## Written exercise
Return every line below that contains the string "positions", matching case exactly.

## Data

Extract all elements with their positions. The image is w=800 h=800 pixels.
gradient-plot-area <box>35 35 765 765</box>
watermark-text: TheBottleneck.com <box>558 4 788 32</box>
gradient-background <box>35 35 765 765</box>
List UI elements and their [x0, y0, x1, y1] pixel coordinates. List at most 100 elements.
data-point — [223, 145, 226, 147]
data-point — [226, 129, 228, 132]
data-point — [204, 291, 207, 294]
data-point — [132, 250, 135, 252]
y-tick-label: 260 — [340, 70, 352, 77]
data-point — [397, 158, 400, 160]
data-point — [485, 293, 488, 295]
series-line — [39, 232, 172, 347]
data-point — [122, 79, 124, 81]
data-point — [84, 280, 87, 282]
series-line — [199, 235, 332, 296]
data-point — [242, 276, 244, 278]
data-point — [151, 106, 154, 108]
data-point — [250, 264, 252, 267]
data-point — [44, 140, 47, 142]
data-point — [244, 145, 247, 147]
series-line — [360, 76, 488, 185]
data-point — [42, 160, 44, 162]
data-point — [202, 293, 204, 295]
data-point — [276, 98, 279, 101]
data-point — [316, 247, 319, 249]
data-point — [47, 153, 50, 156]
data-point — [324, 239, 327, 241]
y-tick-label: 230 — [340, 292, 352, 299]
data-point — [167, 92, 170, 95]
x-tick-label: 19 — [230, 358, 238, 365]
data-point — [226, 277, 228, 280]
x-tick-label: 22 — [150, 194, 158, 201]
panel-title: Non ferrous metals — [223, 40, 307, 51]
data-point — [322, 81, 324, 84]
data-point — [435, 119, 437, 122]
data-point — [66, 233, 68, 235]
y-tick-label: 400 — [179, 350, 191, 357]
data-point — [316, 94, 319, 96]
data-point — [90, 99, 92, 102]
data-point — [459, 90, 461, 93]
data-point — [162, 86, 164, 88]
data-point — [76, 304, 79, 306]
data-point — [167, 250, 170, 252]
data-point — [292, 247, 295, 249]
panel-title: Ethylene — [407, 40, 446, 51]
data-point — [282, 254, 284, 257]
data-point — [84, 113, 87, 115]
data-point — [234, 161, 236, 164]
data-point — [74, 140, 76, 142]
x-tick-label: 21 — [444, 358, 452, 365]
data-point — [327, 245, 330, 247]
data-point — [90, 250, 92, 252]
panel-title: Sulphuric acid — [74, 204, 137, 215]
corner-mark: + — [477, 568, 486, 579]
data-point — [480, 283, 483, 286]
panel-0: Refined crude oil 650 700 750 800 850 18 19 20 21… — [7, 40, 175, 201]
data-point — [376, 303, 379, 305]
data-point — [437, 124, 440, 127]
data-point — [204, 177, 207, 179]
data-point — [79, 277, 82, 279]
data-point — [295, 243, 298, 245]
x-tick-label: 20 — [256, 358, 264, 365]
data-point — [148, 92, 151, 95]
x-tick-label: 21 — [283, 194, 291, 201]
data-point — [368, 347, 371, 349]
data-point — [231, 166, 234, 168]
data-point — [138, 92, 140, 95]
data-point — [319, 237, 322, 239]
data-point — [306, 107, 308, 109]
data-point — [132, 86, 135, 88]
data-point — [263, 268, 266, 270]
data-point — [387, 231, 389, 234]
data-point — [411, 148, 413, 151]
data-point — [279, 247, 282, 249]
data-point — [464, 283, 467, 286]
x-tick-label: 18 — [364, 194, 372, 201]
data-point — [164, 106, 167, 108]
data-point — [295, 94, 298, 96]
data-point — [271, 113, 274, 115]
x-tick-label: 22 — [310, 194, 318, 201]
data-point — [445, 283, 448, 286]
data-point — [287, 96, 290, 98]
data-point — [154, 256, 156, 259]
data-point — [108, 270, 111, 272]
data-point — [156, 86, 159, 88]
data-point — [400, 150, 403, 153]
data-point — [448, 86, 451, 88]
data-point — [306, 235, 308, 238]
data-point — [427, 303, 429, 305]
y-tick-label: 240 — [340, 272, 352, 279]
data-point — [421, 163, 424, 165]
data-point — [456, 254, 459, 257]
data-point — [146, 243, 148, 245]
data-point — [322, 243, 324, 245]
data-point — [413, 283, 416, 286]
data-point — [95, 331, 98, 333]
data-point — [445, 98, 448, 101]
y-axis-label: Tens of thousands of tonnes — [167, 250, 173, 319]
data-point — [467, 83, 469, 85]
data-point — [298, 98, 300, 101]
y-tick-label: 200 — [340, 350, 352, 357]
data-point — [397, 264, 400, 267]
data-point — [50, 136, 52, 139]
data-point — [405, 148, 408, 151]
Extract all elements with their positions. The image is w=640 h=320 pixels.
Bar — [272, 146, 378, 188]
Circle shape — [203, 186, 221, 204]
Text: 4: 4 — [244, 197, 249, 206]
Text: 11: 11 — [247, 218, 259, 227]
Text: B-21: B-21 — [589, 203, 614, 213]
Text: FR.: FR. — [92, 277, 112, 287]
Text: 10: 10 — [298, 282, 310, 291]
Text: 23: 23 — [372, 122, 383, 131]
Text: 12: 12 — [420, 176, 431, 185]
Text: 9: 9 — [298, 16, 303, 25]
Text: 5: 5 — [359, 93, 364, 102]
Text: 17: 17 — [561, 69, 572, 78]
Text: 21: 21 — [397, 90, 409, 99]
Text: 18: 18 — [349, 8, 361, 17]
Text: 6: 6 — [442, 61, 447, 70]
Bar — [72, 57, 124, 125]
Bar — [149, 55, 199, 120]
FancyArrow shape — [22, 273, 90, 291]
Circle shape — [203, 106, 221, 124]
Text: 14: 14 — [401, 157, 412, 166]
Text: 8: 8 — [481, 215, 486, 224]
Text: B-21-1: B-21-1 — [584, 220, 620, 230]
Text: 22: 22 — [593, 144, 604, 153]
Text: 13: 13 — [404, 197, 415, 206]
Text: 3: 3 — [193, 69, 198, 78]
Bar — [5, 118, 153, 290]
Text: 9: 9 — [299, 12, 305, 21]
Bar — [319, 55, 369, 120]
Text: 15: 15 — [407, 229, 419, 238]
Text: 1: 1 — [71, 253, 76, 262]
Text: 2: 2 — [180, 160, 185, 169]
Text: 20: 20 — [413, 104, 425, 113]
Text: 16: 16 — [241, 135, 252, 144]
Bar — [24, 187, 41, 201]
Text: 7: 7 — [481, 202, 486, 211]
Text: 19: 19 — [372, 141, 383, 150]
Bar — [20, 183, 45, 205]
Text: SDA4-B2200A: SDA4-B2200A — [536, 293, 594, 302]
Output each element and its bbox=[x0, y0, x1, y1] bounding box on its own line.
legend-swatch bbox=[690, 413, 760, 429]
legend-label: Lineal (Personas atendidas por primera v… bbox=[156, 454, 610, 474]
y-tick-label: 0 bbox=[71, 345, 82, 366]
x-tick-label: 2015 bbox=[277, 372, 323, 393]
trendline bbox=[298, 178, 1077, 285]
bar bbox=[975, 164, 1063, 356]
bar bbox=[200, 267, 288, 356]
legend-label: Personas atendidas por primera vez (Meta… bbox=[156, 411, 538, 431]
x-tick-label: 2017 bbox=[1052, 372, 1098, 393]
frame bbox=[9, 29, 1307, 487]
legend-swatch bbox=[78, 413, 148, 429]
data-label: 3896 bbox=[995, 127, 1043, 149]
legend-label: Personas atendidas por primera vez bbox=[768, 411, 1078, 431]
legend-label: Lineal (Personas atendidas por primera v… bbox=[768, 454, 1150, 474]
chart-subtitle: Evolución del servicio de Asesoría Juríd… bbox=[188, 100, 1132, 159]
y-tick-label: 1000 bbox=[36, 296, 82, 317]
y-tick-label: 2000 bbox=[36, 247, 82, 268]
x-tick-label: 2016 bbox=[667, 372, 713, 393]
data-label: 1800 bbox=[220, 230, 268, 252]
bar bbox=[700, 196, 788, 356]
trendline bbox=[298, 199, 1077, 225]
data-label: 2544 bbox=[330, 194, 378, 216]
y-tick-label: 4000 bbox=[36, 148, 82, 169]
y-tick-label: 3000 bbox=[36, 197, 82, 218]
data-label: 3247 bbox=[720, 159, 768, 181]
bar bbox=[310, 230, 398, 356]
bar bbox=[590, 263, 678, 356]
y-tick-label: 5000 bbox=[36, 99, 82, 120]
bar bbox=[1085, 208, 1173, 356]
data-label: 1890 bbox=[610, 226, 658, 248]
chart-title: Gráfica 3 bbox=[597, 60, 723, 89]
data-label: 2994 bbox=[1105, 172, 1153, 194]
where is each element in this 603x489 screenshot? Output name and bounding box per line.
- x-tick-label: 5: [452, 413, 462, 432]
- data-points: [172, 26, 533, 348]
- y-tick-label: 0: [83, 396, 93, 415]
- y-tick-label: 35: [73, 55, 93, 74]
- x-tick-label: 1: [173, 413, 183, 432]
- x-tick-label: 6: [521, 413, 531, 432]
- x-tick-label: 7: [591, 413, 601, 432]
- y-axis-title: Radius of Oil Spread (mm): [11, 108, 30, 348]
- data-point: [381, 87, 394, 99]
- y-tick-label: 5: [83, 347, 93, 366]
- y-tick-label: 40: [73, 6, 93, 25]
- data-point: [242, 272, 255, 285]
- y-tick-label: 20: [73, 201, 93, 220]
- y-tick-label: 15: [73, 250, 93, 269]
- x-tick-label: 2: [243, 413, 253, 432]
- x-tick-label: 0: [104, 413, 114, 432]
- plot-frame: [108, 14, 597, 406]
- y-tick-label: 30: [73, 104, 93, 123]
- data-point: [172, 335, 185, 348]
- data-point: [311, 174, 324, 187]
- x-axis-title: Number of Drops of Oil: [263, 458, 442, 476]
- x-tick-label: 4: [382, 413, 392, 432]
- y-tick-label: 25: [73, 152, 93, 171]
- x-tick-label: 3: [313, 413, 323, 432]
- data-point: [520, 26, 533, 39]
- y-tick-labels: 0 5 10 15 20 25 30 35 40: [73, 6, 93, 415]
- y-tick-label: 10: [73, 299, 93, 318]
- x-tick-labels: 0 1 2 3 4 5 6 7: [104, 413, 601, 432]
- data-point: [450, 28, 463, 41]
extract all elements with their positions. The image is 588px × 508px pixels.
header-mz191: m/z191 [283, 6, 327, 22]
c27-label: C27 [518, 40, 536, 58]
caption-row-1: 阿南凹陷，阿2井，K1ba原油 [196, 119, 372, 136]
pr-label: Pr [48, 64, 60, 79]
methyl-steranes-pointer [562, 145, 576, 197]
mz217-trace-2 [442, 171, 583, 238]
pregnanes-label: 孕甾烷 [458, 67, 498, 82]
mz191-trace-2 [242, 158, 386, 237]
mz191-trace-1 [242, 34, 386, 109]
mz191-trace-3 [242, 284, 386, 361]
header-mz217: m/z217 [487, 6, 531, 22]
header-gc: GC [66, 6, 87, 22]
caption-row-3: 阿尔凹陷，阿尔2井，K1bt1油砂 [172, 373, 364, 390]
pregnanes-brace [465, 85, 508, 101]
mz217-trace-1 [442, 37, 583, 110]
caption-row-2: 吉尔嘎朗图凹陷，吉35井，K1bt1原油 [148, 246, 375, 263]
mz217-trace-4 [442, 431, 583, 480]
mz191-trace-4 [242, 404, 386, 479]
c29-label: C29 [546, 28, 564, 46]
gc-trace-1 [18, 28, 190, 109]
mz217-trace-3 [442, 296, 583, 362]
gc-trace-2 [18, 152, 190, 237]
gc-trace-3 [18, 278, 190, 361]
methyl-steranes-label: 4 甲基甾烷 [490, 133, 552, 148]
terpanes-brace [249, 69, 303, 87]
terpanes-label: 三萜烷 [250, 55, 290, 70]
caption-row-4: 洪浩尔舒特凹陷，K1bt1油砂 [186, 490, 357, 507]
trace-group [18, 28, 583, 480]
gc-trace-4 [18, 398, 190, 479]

## Exercise response
Extract all elements with their positions. The image is w=800 h=800 pixels.
Extract all elements with their positions. The image is w=640 h=320 pixels.
extract all elements with their positions. The image is 588px × 508px pixels.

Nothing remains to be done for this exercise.